* [What you are asked to do] Below are the records; copy each line in them that holds the word "header".

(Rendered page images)

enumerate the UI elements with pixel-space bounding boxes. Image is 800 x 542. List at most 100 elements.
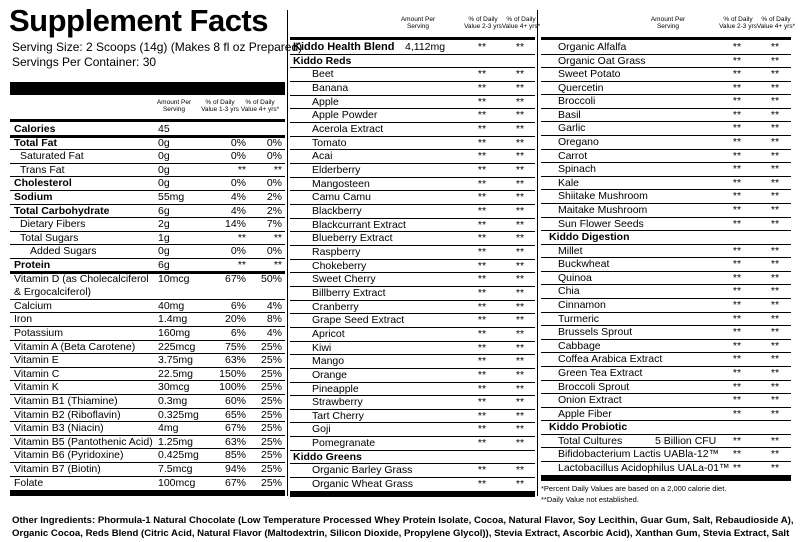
dv-1: ** bbox=[237, 163, 246, 176]
dv-2: 25% bbox=[260, 449, 282, 462]
dv-2: 2% bbox=[266, 204, 282, 217]
dv-2: ** bbox=[515, 464, 525, 477]
dv-2: ** bbox=[515, 341, 525, 354]
row-name: Protein bbox=[14, 259, 51, 271]
dv-1: ** bbox=[732, 461, 742, 474]
rule bbox=[10, 339, 285, 341]
dv-2: ** bbox=[770, 461, 780, 474]
dv-1: ** bbox=[477, 409, 487, 422]
dv-1: ** bbox=[477, 218, 487, 231]
row-name: Cinnamon bbox=[558, 299, 606, 312]
dv-2: ** bbox=[770, 122, 780, 135]
dv-2: ** bbox=[273, 259, 282, 271]
dv-1: ** bbox=[477, 150, 487, 163]
dv-2: ** bbox=[515, 382, 525, 395]
row-name: Oregano bbox=[558, 136, 599, 149]
dv-1: ** bbox=[477, 286, 487, 299]
column-header: % of Daily Value 2-3 yrs bbox=[464, 16, 502, 30]
dv-2: ** bbox=[515, 314, 525, 327]
dv-1: ** bbox=[732, 122, 742, 135]
amount: 1.25mg bbox=[158, 435, 194, 448]
rule bbox=[290, 491, 535, 497]
row-name: Broccoli bbox=[558, 95, 596, 108]
rule bbox=[10, 326, 285, 327]
rule bbox=[541, 325, 791, 327]
row-name: Brussels Sprout bbox=[558, 326, 633, 339]
section-heading: Kiddo Greens bbox=[293, 450, 362, 463]
dv-1: ** bbox=[477, 464, 487, 477]
dv-2: ** bbox=[770, 95, 780, 108]
dv-1: ** bbox=[732, 312, 742, 325]
rule bbox=[290, 190, 535, 192]
rule bbox=[541, 475, 791, 481]
dv-2: ** bbox=[515, 327, 525, 340]
rule bbox=[290, 121, 535, 123]
rule bbox=[290, 258, 535, 260]
rule bbox=[290, 395, 535, 397]
rule bbox=[541, 121, 791, 123]
dv-2: ** bbox=[515, 41, 525, 53]
row-name: Turmeric bbox=[558, 312, 600, 325]
amount: 5 Billion CFU bbox=[655, 434, 717, 447]
row-name: Coffea Arabica Extract bbox=[558, 353, 663, 366]
rule bbox=[10, 119, 285, 122]
dv-1: ** bbox=[732, 394, 742, 407]
dv-2: 0% bbox=[266, 150, 282, 163]
row-name: Vitamin B5 (Pantothenic Acid) bbox=[14, 435, 153, 448]
row-name: Buckwheat bbox=[558, 258, 610, 271]
row-name: Lactobacillus Acidophilus UALa-01™ bbox=[558, 461, 730, 474]
row-name: Vitamin B1 (Thiamine) bbox=[14, 395, 118, 407]
rule bbox=[541, 175, 791, 177]
row-name: Acerola Extract bbox=[312, 122, 384, 135]
dv-1: 6% bbox=[230, 327, 246, 339]
amount: 10mcg bbox=[158, 272, 190, 285]
dv-2: ** bbox=[770, 163, 780, 176]
amount: 0g bbox=[158, 150, 170, 163]
dv-2: ** bbox=[770, 366, 780, 379]
dv-2: 0% bbox=[266, 177, 282, 190]
dv-1: ** bbox=[732, 434, 742, 447]
dv-2: ** bbox=[273, 231, 282, 244]
row-name: Calcium bbox=[14, 299, 52, 312]
row-name: Chia bbox=[558, 285, 580, 298]
dv-1: 63% bbox=[224, 354, 246, 367]
row-name: Elderberry bbox=[312, 163, 361, 176]
column-header: Amount Per Serving bbox=[156, 99, 192, 113]
rule bbox=[10, 82, 285, 95]
dv-1: ** bbox=[732, 339, 742, 352]
rule bbox=[10, 490, 285, 497]
row-name: Bifidobacterium Lactis UABla-12™ bbox=[558, 448, 720, 461]
dv-1: ** bbox=[477, 437, 487, 450]
dv-2: ** bbox=[515, 423, 525, 436]
dv-1: ** bbox=[477, 382, 487, 395]
amount: 160mg bbox=[158, 327, 191, 339]
dv-2: ** bbox=[770, 353, 780, 366]
rule bbox=[290, 80, 535, 82]
rule bbox=[290, 367, 535, 369]
rule bbox=[10, 434, 285, 436]
section-heading: Kiddo Reds bbox=[293, 54, 352, 67]
dv-1: 0% bbox=[230, 177, 246, 190]
rule bbox=[290, 108, 535, 110]
dv-1: ** bbox=[732, 366, 742, 379]
row-name: Beet bbox=[312, 68, 334, 81]
rule bbox=[541, 447, 791, 449]
dv-1: ** bbox=[477, 95, 487, 108]
dv-2: ** bbox=[770, 190, 780, 203]
column-header: % of Daily Value 1-3 yrs bbox=[201, 99, 239, 113]
row-name: Tart Cherry bbox=[312, 409, 364, 422]
dv-2: ** bbox=[770, 108, 780, 121]
rule bbox=[290, 37, 535, 40]
dv-2: 8% bbox=[266, 313, 282, 326]
row-name: Folate bbox=[14, 476, 44, 489]
dv-1: ** bbox=[732, 81, 742, 94]
row-name: Vitamin K bbox=[14, 381, 59, 394]
dv-2: ** bbox=[770, 448, 780, 461]
rule bbox=[541, 474, 791, 476]
row-name: Orange bbox=[312, 368, 348, 381]
rule bbox=[541, 338, 791, 340]
rule bbox=[541, 202, 791, 204]
dv-1: ** bbox=[732, 271, 742, 284]
dv-1: ** bbox=[477, 341, 487, 354]
dv-1: ** bbox=[477, 273, 487, 286]
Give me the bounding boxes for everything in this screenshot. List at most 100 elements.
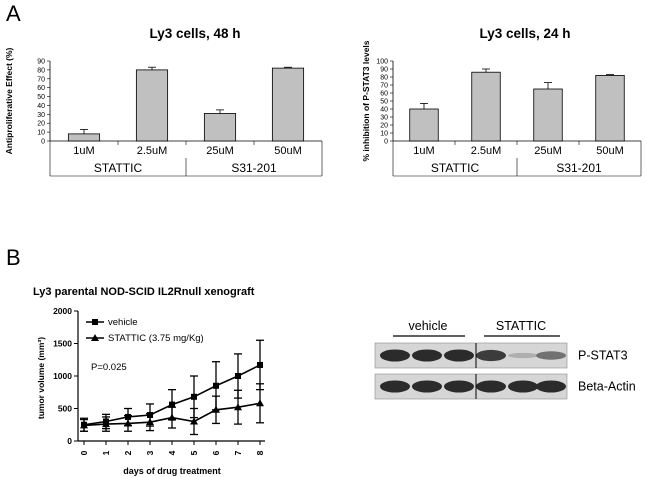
data-point bbox=[235, 373, 241, 379]
p-value-annotation: P=0.025 bbox=[91, 362, 127, 373]
x-tick-label: 1 bbox=[101, 450, 111, 455]
y-axis-label: Antiproliferative Effect (%) bbox=[4, 47, 14, 154]
chart-title: Ly3 cells, 24 h bbox=[479, 26, 570, 41]
blot-band bbox=[536, 380, 566, 393]
y-tick-label: 0 bbox=[384, 139, 388, 146]
line-chart-xenograft: Ly3 parental NOD-SCID IL2Rnull xenograft… bbox=[33, 286, 265, 476]
bar-1uM bbox=[67, 133, 101, 142]
y-tick-label: 1000 bbox=[53, 371, 72, 381]
data-point bbox=[169, 401, 175, 408]
x-tick-label: 5 bbox=[189, 450, 199, 455]
x-tick-label: 0 bbox=[79, 450, 89, 455]
legend-marker-triangle bbox=[91, 334, 99, 341]
y-tick-label: 30 bbox=[380, 115, 388, 122]
western-blot: vehicle STATTIC P-STAT3 Beta-Actin bbox=[374, 319, 636, 400]
data-point bbox=[213, 382, 219, 389]
category-label: 2.5uM bbox=[471, 145, 502, 157]
bar-chart-antiproliferative: Ly3 cells, 48 h Antiproliferative Effect … bbox=[4, 26, 323, 177]
blot-row-label: P-STAT3 bbox=[578, 349, 628, 363]
y-tick-label: 70 bbox=[380, 83, 388, 90]
y-tick-label: 20 bbox=[37, 121, 45, 128]
blot-band bbox=[412, 380, 442, 393]
blot-group-label: STATTIC bbox=[496, 319, 546, 333]
data-point bbox=[146, 418, 154, 426]
y-tick-label: 70 bbox=[37, 76, 45, 83]
legend-label: vehicle bbox=[108, 317, 138, 328]
category-label: 2.5uM bbox=[137, 145, 168, 157]
bar-1uM bbox=[409, 108, 439, 142]
blot-group-label: vehicle bbox=[409, 319, 448, 333]
y-tick-label: 90 bbox=[37, 59, 45, 66]
y-tick-label: 1500 bbox=[53, 339, 72, 349]
category-label: 50uM bbox=[274, 145, 302, 157]
blot-band bbox=[508, 352, 538, 359]
y-tick-label: 2000 bbox=[53, 306, 72, 316]
y-tick-label: 500 bbox=[58, 404, 72, 414]
y-tick-label: 100 bbox=[376, 59, 388, 66]
group-label: S31-201 bbox=[231, 161, 277, 175]
data-point bbox=[168, 413, 176, 421]
category-label: 1uM bbox=[413, 145, 434, 157]
y-tick-label: 80 bbox=[380, 75, 388, 82]
bar-2.5uM bbox=[135, 69, 169, 142]
y-tick-label: 0 bbox=[67, 436, 72, 446]
data-point bbox=[191, 393, 197, 400]
bar-50uM bbox=[271, 67, 305, 142]
x-tick-label: 3 bbox=[145, 450, 155, 455]
group-label: STATTIC bbox=[431, 161, 480, 175]
bar-25uM bbox=[533, 88, 563, 142]
category-label: 25uM bbox=[534, 145, 562, 157]
panel-b-letter: B bbox=[6, 245, 21, 270]
y-axis-label: % inhibition of P-STAT3 levels bbox=[361, 40, 371, 161]
bar-chart-pstat3-inhibition: Ly3 cells, 24 h % inhibition of P-STAT3 l… bbox=[361, 26, 642, 177]
blot-row-label: Beta-Actin bbox=[578, 380, 636, 394]
y-axis-label: tumor volume (mm³) bbox=[36, 337, 46, 419]
blot-band bbox=[412, 349, 442, 362]
y-tick-label: 60 bbox=[380, 91, 388, 98]
chart-title: Ly3 cells, 48 h bbox=[149, 26, 240, 41]
y-tick-label: 10 bbox=[380, 131, 388, 138]
x-axis-label: days of drug treatment bbox=[123, 466, 221, 476]
y-tick-label: 40 bbox=[37, 103, 45, 110]
category-label: 1uM bbox=[73, 145, 94, 157]
data-point bbox=[212, 405, 220, 413]
chart-title: Ly3 parental NOD-SCID IL2Rnull xenograft bbox=[33, 286, 255, 298]
category-label: 25uM bbox=[206, 145, 234, 157]
y-tick-label: 50 bbox=[380, 99, 388, 106]
bar-2.5uM bbox=[471, 71, 501, 142]
blot-band bbox=[476, 380, 506, 393]
data-point bbox=[102, 420, 110, 428]
blot-band bbox=[444, 380, 474, 393]
y-tick-label: 10 bbox=[37, 130, 45, 137]
bar-50uM bbox=[595, 75, 625, 142]
data-point bbox=[190, 417, 198, 425]
x-tick-label: 7 bbox=[233, 450, 243, 455]
x-tick-label: 2 bbox=[123, 450, 133, 455]
data-point bbox=[124, 419, 132, 427]
data-point bbox=[80, 421, 88, 429]
data-point bbox=[257, 361, 263, 368]
category-label: 50uM bbox=[596, 145, 624, 157]
data-point bbox=[256, 399, 264, 407]
y-tick-label: 0 bbox=[41, 139, 45, 146]
y-tick-label: 30 bbox=[37, 112, 45, 119]
y-tick-label: 80 bbox=[37, 67, 45, 74]
x-tick-label: 6 bbox=[211, 450, 221, 455]
bar-25uM bbox=[203, 113, 237, 142]
y-tick-label: 50 bbox=[37, 94, 45, 101]
blot-band bbox=[536, 351, 566, 360]
legend-label: STATTIC (3.75 mg/Kg) bbox=[108, 333, 204, 344]
legend-marker-square bbox=[92, 319, 98, 325]
y-tick-label: 60 bbox=[37, 85, 45, 92]
x-tick-label: 8 bbox=[255, 450, 265, 455]
blot-band bbox=[476, 349, 506, 362]
x-tick-label: 4 bbox=[167, 450, 177, 455]
blot-band bbox=[380, 380, 410, 393]
y-tick-label: 40 bbox=[380, 107, 388, 114]
y-tick-label: 90 bbox=[380, 67, 388, 74]
blot-band bbox=[444, 349, 474, 362]
group-label: S31-201 bbox=[556, 161, 602, 175]
y-tick-label: 20 bbox=[380, 123, 388, 130]
blot-band bbox=[380, 349, 410, 362]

* [Answer to the problem]
column-header: % of Daily Value 2-3 yrs bbox=[464, 16, 502, 30]
column-header: Amount Per Serving bbox=[156, 99, 192, 113]
column-header: % of Daily Value 1-3 yrs bbox=[201, 99, 239, 113]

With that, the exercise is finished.